(Stored records)
-------
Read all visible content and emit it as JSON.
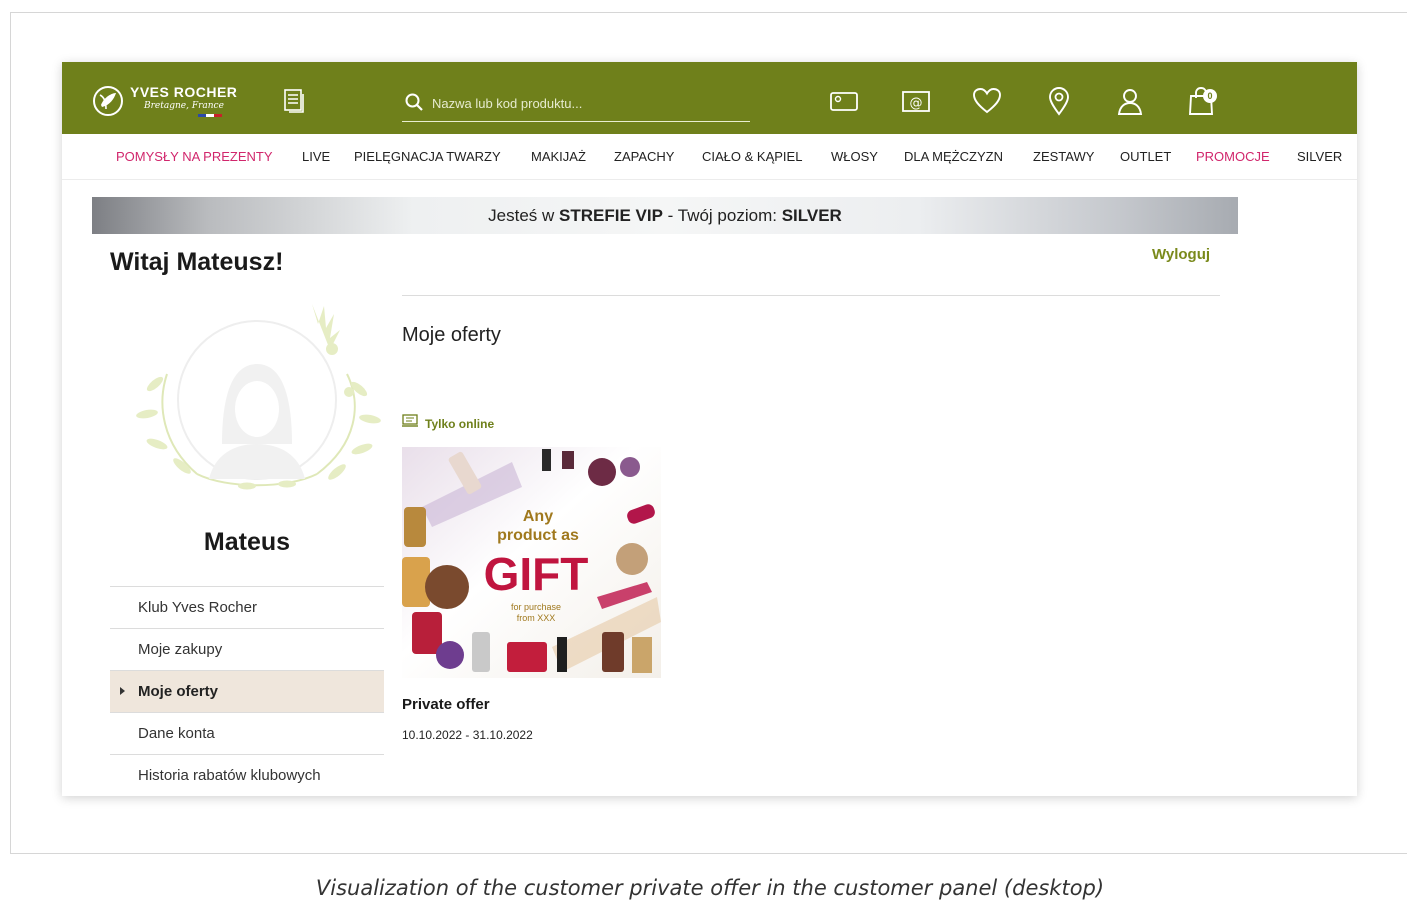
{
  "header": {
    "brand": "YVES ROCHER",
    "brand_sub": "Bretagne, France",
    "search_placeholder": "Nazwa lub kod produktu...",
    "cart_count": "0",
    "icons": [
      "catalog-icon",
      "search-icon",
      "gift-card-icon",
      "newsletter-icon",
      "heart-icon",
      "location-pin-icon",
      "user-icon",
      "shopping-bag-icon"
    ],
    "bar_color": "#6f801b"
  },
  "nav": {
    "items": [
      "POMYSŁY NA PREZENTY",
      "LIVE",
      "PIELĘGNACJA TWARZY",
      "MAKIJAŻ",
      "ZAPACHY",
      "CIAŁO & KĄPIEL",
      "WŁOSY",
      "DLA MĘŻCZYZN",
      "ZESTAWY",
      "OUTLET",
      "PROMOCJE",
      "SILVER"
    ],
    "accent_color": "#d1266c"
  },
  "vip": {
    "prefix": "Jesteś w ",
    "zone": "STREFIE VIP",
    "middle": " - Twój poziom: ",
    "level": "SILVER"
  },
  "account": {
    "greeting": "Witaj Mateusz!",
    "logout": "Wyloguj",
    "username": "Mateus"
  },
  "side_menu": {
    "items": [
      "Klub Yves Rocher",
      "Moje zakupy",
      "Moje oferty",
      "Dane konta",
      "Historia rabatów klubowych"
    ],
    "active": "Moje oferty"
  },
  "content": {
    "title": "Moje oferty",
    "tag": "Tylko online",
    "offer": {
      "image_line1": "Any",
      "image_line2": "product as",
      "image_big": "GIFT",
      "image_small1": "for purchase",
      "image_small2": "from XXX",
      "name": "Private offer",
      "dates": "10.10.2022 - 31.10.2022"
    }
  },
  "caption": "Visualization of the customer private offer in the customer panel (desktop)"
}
-------
=== DIRECTIVE ===
Among the lines of the material, find those that hold the word "offer" and copy them.

=== EXERCISE OUTPUT ===
    "offer": {
      "name": "Private offer",
  "caption": "Visualization of the customer private offer in the customer panel (desktop)"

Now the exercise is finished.